BEGIN

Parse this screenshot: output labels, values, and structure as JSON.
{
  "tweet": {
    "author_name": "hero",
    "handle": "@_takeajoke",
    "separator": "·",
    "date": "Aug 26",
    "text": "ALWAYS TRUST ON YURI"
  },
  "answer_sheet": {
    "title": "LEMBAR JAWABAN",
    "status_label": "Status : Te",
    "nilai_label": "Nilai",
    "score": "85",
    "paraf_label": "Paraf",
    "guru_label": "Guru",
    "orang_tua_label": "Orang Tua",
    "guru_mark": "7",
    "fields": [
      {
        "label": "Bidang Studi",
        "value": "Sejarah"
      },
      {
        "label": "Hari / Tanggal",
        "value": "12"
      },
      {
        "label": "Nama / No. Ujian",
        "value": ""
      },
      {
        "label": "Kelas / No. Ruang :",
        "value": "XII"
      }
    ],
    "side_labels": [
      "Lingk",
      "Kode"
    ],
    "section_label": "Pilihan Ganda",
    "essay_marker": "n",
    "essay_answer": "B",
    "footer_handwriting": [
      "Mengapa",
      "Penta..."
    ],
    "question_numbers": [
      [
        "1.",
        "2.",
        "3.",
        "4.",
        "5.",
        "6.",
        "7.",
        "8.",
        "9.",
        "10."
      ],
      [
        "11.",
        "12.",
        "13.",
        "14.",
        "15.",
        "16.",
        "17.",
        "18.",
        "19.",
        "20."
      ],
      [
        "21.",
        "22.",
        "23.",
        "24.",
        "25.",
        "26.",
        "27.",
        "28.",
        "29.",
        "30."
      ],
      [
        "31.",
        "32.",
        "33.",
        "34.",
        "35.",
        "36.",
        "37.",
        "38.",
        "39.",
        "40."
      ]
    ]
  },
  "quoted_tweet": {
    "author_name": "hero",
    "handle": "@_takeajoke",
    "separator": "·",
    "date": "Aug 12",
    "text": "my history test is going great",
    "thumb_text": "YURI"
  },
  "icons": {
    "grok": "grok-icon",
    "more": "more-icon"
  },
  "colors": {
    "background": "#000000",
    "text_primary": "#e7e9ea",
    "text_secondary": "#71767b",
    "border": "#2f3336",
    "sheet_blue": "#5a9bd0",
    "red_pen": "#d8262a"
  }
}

END

# [SHORT PROBLEM]
All of the records must be repeated exactly.

# [REPLY TO THE EXERCISE]
Parse this screenshot: output labels, values, and structure as JSON.
{
  "tweet": {
    "author_name": "hero",
    "handle": "@_takeajoke",
    "separator": "·",
    "date": "Aug 26",
    "text": "ALWAYS TRUST ON YURI"
  },
  "answer_sheet": {
    "title": "LEMBAR JAWABAN",
    "status_label": "Status : Te",
    "nilai_label": "Nilai",
    "score": "85",
    "paraf_label": "Paraf",
    "guru_label": "Guru",
    "orang_tua_label": "Orang Tua",
    "guru_mark": "7",
    "fields": [
      {
        "label": "Bidang Studi",
        "value": "Sejarah"
      },
      {
        "label": "Hari / Tanggal",
        "value": "12"
      },
      {
        "label": "Nama / No. Ujian",
        "value": ""
      },
      {
        "label": "Kelas / No. Ruang :",
        "value": "XII"
      }
    ],
    "side_labels": [
      "Lingk",
      "Kode"
    ],
    "section_label": "Pilihan Ganda",
    "essay_marker": "n",
    "essay_answer": "B",
    "footer_handwriting": [
      "Mengapa",
      "Penta..."
    ],
    "question_numbers": [
      [
        "1.",
        "2.",
        "3.",
        "4.",
        "5.",
        "6.",
        "7.",
        "8.",
        "9.",
        "10."
      ],
      [
        "11.",
        "12.",
        "13.",
        "14.",
        "15.",
        "16.",
        "17.",
        "18.",
        "19.",
        "20."
      ],
      [
        "21.",
        "22.",
        "23.",
        "24.",
        "25.",
        "26.",
        "27.",
        "28.",
        "29.",
        "30."
      ],
      [
        "31.",
        "32.",
        "33.",
        "34.",
        "35.",
        "36.",
        "37.",
        "38.",
        "39.",
        "40."
      ]
    ]
  },
  "quoted_tweet": {
    "author_name": "hero",
    "handle": "@_takeajoke",
    "separator": "·",
    "date": "Aug 12",
    "text": "my history test is going great",
    "thumb_text": "YURI"
  },
  "icons": {
    "grok": "grok-icon",
    "more": "more-icon"
  },
  "colors": {
    "background": "#000000",
    "text_primary": "#e7e9ea",
    "text_secondary": "#71767b",
    "border": "#2f3336",
    "sheet_blue": "#5a9bd0",
    "red_pen": "#d8262a"
  }
}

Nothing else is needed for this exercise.